#### [Exercise aim]
Reproduce the material exactly, omitting nothing.

#### [Available data]
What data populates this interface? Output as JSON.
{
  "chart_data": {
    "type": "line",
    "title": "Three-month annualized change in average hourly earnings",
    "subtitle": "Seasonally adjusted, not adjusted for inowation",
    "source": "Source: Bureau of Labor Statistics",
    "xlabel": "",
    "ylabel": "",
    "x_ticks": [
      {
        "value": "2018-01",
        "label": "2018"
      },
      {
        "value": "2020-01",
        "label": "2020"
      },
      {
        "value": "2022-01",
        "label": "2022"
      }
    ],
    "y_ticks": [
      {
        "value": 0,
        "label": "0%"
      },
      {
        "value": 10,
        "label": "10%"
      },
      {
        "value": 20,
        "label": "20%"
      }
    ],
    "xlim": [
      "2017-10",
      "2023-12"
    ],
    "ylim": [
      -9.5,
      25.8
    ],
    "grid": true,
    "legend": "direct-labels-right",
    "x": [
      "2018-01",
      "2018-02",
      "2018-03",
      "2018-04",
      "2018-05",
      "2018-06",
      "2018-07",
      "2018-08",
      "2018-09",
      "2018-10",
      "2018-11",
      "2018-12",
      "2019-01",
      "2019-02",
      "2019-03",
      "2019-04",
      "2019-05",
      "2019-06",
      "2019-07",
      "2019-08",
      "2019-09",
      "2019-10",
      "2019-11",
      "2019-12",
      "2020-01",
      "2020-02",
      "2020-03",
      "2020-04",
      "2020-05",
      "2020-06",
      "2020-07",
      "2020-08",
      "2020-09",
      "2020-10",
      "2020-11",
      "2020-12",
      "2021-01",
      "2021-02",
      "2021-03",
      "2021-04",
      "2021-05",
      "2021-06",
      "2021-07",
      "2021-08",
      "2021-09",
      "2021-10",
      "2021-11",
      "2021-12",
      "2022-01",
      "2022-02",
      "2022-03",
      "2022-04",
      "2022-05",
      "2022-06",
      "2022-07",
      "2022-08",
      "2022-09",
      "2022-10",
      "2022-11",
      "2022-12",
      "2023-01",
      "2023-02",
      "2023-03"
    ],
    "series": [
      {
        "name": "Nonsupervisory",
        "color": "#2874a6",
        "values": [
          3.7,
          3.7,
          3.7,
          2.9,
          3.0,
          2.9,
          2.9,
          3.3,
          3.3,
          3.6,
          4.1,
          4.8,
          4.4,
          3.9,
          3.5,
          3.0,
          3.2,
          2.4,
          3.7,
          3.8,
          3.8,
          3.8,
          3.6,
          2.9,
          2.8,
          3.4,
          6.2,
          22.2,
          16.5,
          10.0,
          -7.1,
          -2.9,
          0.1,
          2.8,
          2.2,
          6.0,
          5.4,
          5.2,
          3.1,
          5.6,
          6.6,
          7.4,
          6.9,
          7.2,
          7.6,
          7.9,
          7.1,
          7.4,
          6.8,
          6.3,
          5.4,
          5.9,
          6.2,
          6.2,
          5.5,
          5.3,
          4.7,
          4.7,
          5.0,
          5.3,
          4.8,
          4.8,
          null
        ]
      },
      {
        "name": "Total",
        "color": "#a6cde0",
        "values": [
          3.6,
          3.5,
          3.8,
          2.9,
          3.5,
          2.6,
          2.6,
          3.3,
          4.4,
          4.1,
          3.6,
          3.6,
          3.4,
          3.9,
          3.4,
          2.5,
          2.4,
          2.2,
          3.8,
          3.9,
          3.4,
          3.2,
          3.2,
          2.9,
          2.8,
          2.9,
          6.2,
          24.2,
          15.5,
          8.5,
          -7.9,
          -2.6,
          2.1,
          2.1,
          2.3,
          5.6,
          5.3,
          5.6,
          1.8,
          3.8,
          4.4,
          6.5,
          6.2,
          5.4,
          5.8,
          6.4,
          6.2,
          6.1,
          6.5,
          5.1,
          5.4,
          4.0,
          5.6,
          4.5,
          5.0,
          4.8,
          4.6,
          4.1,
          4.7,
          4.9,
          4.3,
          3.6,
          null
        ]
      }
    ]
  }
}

#### [Output below]
What data populates this interface? Output as JSON.
{
  "chart_data": {
    "type": "line",
    "title": "Three-month annualized change in average hourly earnings",
    "subtitle": "Seasonally adjusted, not adjusted for inowation",
    "source": "Source: Bureau of Labor Statistics",
    "xlabel": "",
    "ylabel": "",
    "x_ticks": [
      {
        "value": "2018-01",
        "label": "2018"
      },
      {
        "value": "2020-01",
        "label": "2020"
      },
      {
        "value": "2022-01",
        "label": "2022"
      }
    ],
    "y_ticks": [
      {
        "value": 0,
        "label": "0%"
      },
      {
        "value": 10,
        "label": "10%"
      },
      {
        "value": 20,
        "label": "20%"
      }
    ],
    "xlim": [
      "2017-10",
      "2023-12"
    ],
    "ylim": [
      -9.5,
      25.8
    ],
    "grid": true,
    "legend": "direct-labels-right",
    "x": [
      "2018-01",
      "2018-02",
      "2018-03",
      "2018-04",
      "2018-05",
      "2018-06",
      "2018-07",
      "2018-08",
      "2018-09",
      "2018-10",
      "2018-11",
      "2018-12",
      "2019-01",
      "2019-02",
      "2019-03",
      "2019-04",
      "2019-05",
      "2019-06",
      "2019-07",
      "2019-08",
      "2019-09",
      "2019-10",
      "2019-11",
      "2019-12",
      "2020-01",
      "2020-02",
      "2020-03",
      "2020-04",
      "2020-05",
      "2020-06",
      "2020-07",
      "2020-08",
      "2020-09",
      "2020-10",
      "2020-11",
      "2020-12",
      "2021-01",
      "2021-02",
      "2021-03",
      "2021-04",
      "2021-05",
      "2021-06",
      "2021-07",
      "2021-08",
      "2021-09",
      "2021-10",
      "2021-11",
      "2021-12",
      "2022-01",
      "2022-02",
      "2022-03",
      "2022-04",
      "2022-05",
      "2022-06",
      "2022-07",
      "2022-08",
      "2022-09",
      "2022-10",
      "2022-11",
      "2022-12",
      "2023-01",
      "2023-02",
      "2023-03"
    ],
    "series": [
      {
        "name": "Nonsupervisory",
        "color": "#2874a6",
        "values": [
          3.7,
          3.7,
          3.7,
          2.9,
          3.0,
          2.9,
          2.9,
          3.3,
          3.3,
          3.6,
          4.1,
          4.8,
          4.4,
          3.9,
          3.5,
          3.0,
          3.2,
          2.4,
          3.7,
          3.8,
          3.8,
          3.8,
          3.6,
          2.9,
          2.8,
          3.4,
          6.2,
          22.2,
          16.5,
          10.0,
          -7.1,
          -2.9,
          0.1,
          2.8,
          2.2,
          6.0,
          5.4,
          5.2,
          3.1,
          5.6,
          6.6,
          7.4,
          6.9,
          7.2,
          7.6,
          7.9,
          7.1,
          7.4,
          6.8,
          6.3,
          5.4,
          5.9,
          6.2,
          6.2,
          5.5,
          5.3,
          4.7,
          4.7,
          5.0,
          5.3,
          4.8,
          4.8,
          null
        ]
      },
      {
        "name": "Total",
        "color": "#a6cde0",
        "values": [
          3.6,
          3.5,
          3.8,
          2.9,
          3.5,
          2.6,
          2.6,
          3.3,
          4.4,
          4.1,
          3.6,
          3.6,
          3.4,
          3.9,
          3.4,
          2.5,
          2.4,
          2.2,
          3.8,
          3.9,
          3.4,
          3.2,
          3.2,
          2.9,
          2.8,
          2.9,
          6.2,
          24.2,
          15.5,
          8.5,
          -7.9,
          -2.6,
          2.1,
          2.1,
          2.3,
          5.6,
          5.3,
          5.6,
          1.8,
          3.8,
          4.4,
          6.5,
          6.2,
          5.4,
          5.8,
          6.4,
          6.2,
          6.1,
          6.5,
          5.1,
          5.4,
          4.0,
          5.6,
          4.5,
          5.0,
          4.8,
          4.6,
          4.1,
          4.7,
          4.9,
          4.3,
          3.6,
          null
        ]
      }
    ]
  }
}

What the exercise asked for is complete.